* THE TASK: Duplicate the following lines verbatim, keeping every character and the order unchanged.

* LISTED RECORDS:
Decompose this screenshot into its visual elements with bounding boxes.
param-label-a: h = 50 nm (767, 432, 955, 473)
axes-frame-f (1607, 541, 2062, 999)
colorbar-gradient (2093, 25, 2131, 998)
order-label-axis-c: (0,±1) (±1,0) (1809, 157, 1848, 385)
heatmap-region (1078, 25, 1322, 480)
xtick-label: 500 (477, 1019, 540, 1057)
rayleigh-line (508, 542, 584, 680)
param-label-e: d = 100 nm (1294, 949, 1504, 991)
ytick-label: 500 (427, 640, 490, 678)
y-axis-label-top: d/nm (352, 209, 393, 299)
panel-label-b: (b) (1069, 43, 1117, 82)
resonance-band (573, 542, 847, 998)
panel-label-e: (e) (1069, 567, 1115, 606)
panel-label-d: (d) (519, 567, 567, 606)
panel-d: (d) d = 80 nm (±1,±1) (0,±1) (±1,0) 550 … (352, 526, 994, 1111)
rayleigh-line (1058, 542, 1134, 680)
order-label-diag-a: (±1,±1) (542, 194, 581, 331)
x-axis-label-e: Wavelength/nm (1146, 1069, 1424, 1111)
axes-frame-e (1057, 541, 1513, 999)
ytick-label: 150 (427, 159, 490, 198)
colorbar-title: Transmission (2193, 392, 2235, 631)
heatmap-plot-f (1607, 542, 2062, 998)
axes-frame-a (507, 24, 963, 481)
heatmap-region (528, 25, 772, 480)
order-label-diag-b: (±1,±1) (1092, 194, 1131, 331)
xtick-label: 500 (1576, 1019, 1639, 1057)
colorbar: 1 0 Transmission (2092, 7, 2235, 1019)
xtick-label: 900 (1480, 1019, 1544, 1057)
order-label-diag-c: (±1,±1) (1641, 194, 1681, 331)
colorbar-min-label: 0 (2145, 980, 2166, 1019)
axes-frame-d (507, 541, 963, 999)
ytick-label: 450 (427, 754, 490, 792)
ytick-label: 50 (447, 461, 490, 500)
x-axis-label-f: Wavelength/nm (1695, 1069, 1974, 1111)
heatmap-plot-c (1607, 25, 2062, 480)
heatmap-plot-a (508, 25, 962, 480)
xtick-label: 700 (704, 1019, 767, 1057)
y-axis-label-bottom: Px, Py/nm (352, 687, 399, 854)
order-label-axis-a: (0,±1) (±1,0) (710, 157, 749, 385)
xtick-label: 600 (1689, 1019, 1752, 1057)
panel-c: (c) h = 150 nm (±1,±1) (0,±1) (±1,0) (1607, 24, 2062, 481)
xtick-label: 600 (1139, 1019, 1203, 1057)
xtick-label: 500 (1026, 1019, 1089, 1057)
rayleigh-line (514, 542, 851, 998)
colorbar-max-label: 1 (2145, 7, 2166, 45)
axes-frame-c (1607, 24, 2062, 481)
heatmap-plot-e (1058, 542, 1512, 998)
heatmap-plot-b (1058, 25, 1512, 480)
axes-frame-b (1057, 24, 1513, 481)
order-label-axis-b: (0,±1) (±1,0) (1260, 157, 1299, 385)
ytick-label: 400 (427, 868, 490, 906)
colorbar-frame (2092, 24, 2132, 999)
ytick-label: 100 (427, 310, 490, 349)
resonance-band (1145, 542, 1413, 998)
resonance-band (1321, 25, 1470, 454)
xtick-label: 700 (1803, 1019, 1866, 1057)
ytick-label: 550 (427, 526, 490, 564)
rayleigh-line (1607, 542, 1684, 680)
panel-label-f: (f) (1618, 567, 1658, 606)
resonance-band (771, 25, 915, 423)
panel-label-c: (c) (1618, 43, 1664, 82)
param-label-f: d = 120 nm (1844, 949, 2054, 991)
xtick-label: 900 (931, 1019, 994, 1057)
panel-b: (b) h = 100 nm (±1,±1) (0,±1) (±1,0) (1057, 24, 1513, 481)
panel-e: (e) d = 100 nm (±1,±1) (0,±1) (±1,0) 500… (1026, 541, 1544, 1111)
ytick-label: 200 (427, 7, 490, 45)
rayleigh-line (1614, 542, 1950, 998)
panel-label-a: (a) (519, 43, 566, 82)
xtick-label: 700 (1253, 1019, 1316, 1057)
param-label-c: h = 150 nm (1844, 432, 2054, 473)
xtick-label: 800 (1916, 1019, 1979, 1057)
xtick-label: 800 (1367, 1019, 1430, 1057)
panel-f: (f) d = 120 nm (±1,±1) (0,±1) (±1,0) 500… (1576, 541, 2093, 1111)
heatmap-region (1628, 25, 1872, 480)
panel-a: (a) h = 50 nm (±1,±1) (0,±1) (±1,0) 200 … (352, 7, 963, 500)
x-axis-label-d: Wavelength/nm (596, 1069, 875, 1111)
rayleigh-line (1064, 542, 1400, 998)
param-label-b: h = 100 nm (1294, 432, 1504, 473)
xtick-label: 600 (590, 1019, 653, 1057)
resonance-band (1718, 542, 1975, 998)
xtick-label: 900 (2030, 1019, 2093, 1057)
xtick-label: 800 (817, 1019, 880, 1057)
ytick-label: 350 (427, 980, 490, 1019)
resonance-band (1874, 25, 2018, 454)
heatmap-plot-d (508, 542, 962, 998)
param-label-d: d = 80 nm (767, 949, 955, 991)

* EXERCISE OUTPUT:
Decompose this screenshot into its visual elements with bounding boxes.
param-label-a: h = 50 nm (767, 432, 955, 473)
axes-frame-f (1607, 541, 2062, 999)
colorbar-gradient (2093, 25, 2131, 998)
order-label-axis-c: (0,±1) (±1,0) (1809, 157, 1848, 385)
heatmap-region (1078, 25, 1322, 480)
xtick-label: 500 (477, 1019, 540, 1057)
rayleigh-line (508, 542, 584, 680)
param-label-e: d = 100 nm (1294, 949, 1504, 991)
ytick-label: 500 (427, 640, 490, 678)
y-axis-label-top: d/nm (352, 209, 393, 299)
panel-label-b: (b) (1069, 43, 1117, 82)
resonance-band (573, 542, 847, 998)
panel-label-e: (e) (1069, 567, 1115, 606)
panel-label-d: (d) (519, 567, 567, 606)
panel-d: (d) d = 80 nm (±1,±1) (0,±1) (±1,0) 550 … (352, 526, 994, 1111)
rayleigh-line (1058, 542, 1134, 680)
order-label-diag-a: (±1,±1) (542, 194, 581, 331)
x-axis-label-e: Wavelength/nm (1146, 1069, 1424, 1111)
axes-frame-e (1057, 541, 1513, 999)
ytick-label: 150 (427, 159, 490, 198)
colorbar-title: Transmission (2193, 392, 2235, 631)
heatmap-plot-f (1607, 542, 2062, 998)
axes-frame-a (507, 24, 963, 481)
heatmap-region (528, 25, 772, 480)
order-label-diag-b: (±1,±1) (1092, 194, 1131, 331)
xtick-label: 500 (1576, 1019, 1639, 1057)
colorbar: 1 0 Transmission (2092, 7, 2235, 1019)
xtick-label: 900 (1480, 1019, 1544, 1057)
order-label-diag-c: (±1,±1) (1641, 194, 1681, 331)
colorbar-min-label: 0 (2145, 980, 2166, 1019)
axes-frame-d (507, 541, 963, 999)
ytick-label: 450 (427, 754, 490, 792)
ytick-label: 50 (447, 461, 490, 500)
x-axis-label-f: Wavelength/nm (1695, 1069, 1974, 1111)
heatmap-plot-c (1607, 25, 2062, 480)
heatmap-plot-a (508, 25, 962, 480)
xtick-label: 700 (704, 1019, 767, 1057)
y-axis-label-bottom: Px, Py/nm (352, 687, 399, 854)
order-label-axis-a: (0,±1) (±1,0) (710, 157, 749, 385)
xtick-label: 600 (1689, 1019, 1752, 1057)
panel-c: (c) h = 150 nm (±1,±1) (0,±1) (±1,0) (1607, 24, 2062, 481)
xtick-label: 600 (1139, 1019, 1203, 1057)
xtick-label: 500 (1026, 1019, 1089, 1057)
rayleigh-line (514, 542, 851, 998)
colorbar-max-label: 1 (2145, 7, 2166, 45)
axes-frame-c (1607, 24, 2062, 481)
heatmap-plot-e (1058, 542, 1512, 998)
heatmap-plot-b (1058, 25, 1512, 480)
axes-frame-b (1057, 24, 1513, 481)
order-label-axis-b: (0,±1) (±1,0) (1260, 157, 1299, 385)
ytick-label: 400 (427, 868, 490, 906)
colorbar-frame (2092, 24, 2132, 999)
ytick-label: 100 (427, 310, 490, 349)
resonance-band (1145, 542, 1413, 998)
resonance-band (1321, 25, 1470, 454)
xtick-label: 700 (1803, 1019, 1866, 1057)
ytick-label: 550 (427, 526, 490, 564)
rayleigh-line (1607, 542, 1684, 680)
panel-label-f: (f) (1618, 567, 1658, 606)
resonance-band (771, 25, 915, 423)
panel-label-c: (c) (1618, 43, 1664, 82)
param-label-f: d = 120 nm (1844, 949, 2054, 991)
xtick-label: 900 (931, 1019, 994, 1057)
panel-b: (b) h = 100 nm (±1,±1) (0,±1) (±1,0) (1057, 24, 1513, 481)
panel-e: (e) d = 100 nm (±1,±1) (0,±1) (±1,0) 500… (1026, 541, 1544, 1111)
ytick-label: 200 (427, 7, 490, 45)
rayleigh-line (1614, 542, 1950, 998)
panel-label-a: (a) (519, 43, 566, 82)
xtick-label: 700 (1253, 1019, 1316, 1057)
param-label-c: h = 150 nm (1844, 432, 2054, 473)
xtick-label: 800 (1916, 1019, 1979, 1057)
xtick-label: 800 (1367, 1019, 1430, 1057)
panel-f: (f) d = 120 nm (±1,±1) (0,±1) (±1,0) 500… (1576, 541, 2093, 1111)
heatmap-region (1628, 25, 1872, 480)
panel-a: (a) h = 50 nm (±1,±1) (0,±1) (±1,0) 200 … (352, 7, 963, 500)
x-axis-label-d: Wavelength/nm (596, 1069, 875, 1111)
rayleigh-line (1064, 542, 1400, 998)
param-label-b: h = 100 nm (1294, 432, 1504, 473)
xtick-label: 600 (590, 1019, 653, 1057)
resonance-band (1718, 542, 1975, 998)
xtick-label: 900 (2030, 1019, 2093, 1057)
xtick-label: 800 (817, 1019, 880, 1057)
ytick-label: 350 (427, 980, 490, 1019)
resonance-band (1874, 25, 2018, 454)
heatmap-plot-d (508, 542, 962, 998)
param-label-d: d = 80 nm (767, 949, 955, 991)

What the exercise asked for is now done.